___ Task data ___

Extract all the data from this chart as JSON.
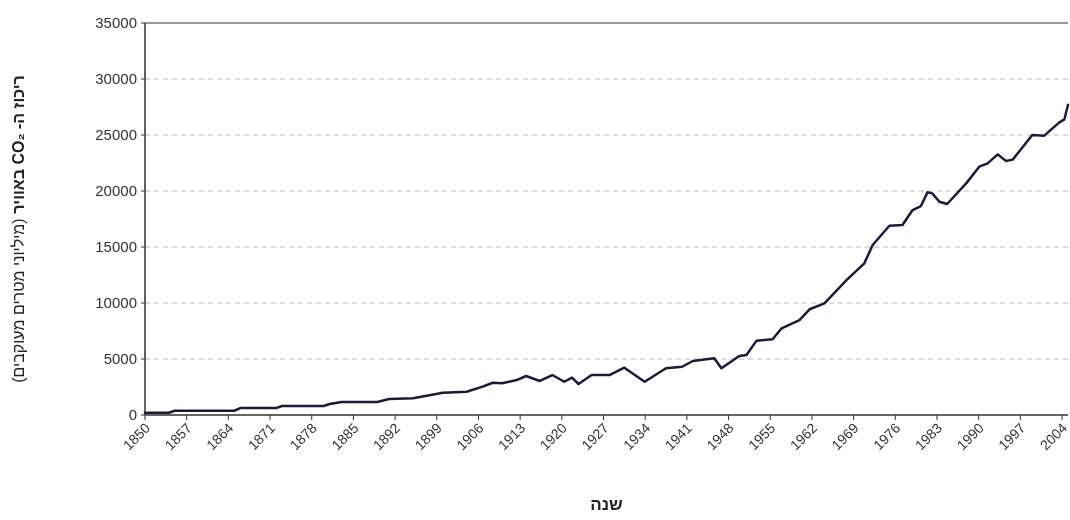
{
  "chart_data": {
    "type": "line",
    "xlabel": "**שנה**",
    "ylabel": "**ריכוז ה- CO₂ באוויר** (מיליוני מטרים מעוקבים)",
    "xlim": [
      1850,
      2005
    ],
    "ylim": [
      0,
      35000
    ],
    "xticks": [
      1850,
      1857,
      1864,
      1871,
      1878,
      1885,
      1892,
      1899,
      1906,
      1913,
      1920,
      1927,
      1934,
      1941,
      1948,
      1955,
      1962,
      1969,
      1976,
      1983,
      1990,
      1997,
      2004
    ],
    "yticks": [
      0,
      5000,
      10000,
      15000,
      20000,
      25000,
      30000,
      35000
    ],
    "grid": "y",
    "marker": "none",
    "line_style": "solid",
    "series": [
      {
        "color": "#1a1a3a",
        "x": [
          1850,
          1854,
          1855,
          1865,
          1866,
          1872,
          1873,
          1880,
          1881,
          1883,
          1889,
          1891,
          1895,
          1898,
          1900,
          1904,
          1906.7,
          1908.4,
          1910,
          1912.4,
          1914,
          1916.3,
          1918.4,
          1920.4,
          1921.7,
          1922.8,
          1925,
          1928,
          1930.5,
          1933.9,
          1937.5,
          1940.2,
          1942,
          1945.6,
          1946.8,
          1949.8,
          1951,
          1952.7,
          1955.4,
          1956.9,
          1959.9,
          1961.6,
          1964.1,
          1967.8,
          1970.8,
          1972.2,
          1975,
          1977.2,
          1978.9,
          1980.3,
          1981.4,
          1982.2,
          1983.4,
          1984.7,
          1987.9,
          1990.1,
          1991.5,
          1993.2,
          1994.6,
          1995.7,
          1999,
          2001,
          2003.5,
          2004.4,
          2005
        ],
        "values": [
          200,
          200,
          380,
          380,
          620,
          620,
          800,
          800,
          980,
          1160,
          1160,
          1430,
          1500,
          1780,
          1990,
          2080,
          2530,
          2880,
          2830,
          3120,
          3480,
          3040,
          3570,
          2970,
          3330,
          2770,
          3570,
          3570,
          4220,
          2970,
          4170,
          4310,
          4820,
          5060,
          4170,
          5270,
          5360,
          6640,
          6760,
          7740,
          8480,
          9440,
          9970,
          12050,
          13540,
          15180,
          16900,
          16960,
          18300,
          18660,
          19880,
          19790,
          19040,
          18840,
          20680,
          22170,
          22470,
          23270,
          22680,
          22800,
          25000,
          24940,
          26100,
          26400,
          27700
        ]
      }
    ]
  }
}
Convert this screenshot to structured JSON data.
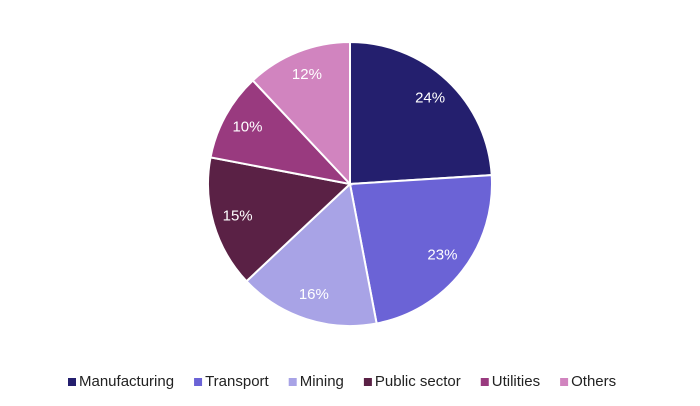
{
  "chart_data": {
    "type": "pie",
    "categories": [
      "Manufacturing",
      "Transport",
      "Mining",
      "Public sector",
      "Utilities",
      "Others"
    ],
    "values": [
      24,
      23,
      16,
      15,
      10,
      12
    ],
    "value_labels": [
      "24%",
      "23%",
      "16%",
      "15%",
      "10%",
      "12%"
    ],
    "colors": [
      "#241f6e",
      "#6b63d6",
      "#a8a3e6",
      "#5a2145",
      "#993a7f",
      "#d184bf"
    ],
    "legend": "bottom"
  }
}
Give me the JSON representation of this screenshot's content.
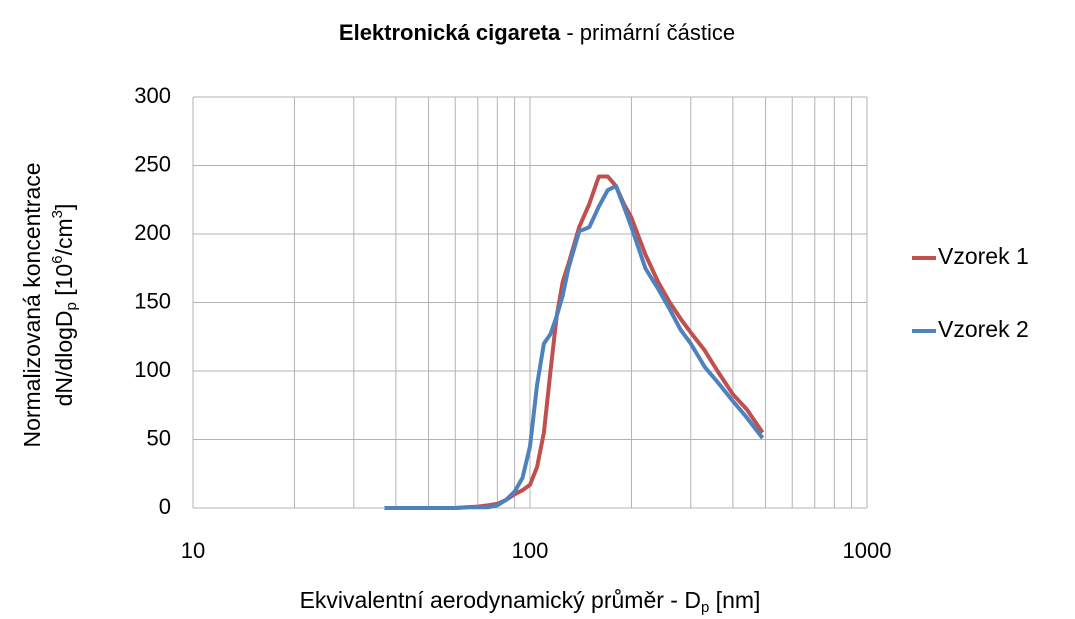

___

- _Aim of the task_: Find every line in the records that contains the word "JSON"; copy those lines.

- _Result below_:
Extract all the data from this chart as JSON.
Convert this screenshot to structured JSON data.
Give me the JSON representation of this screenshot's content.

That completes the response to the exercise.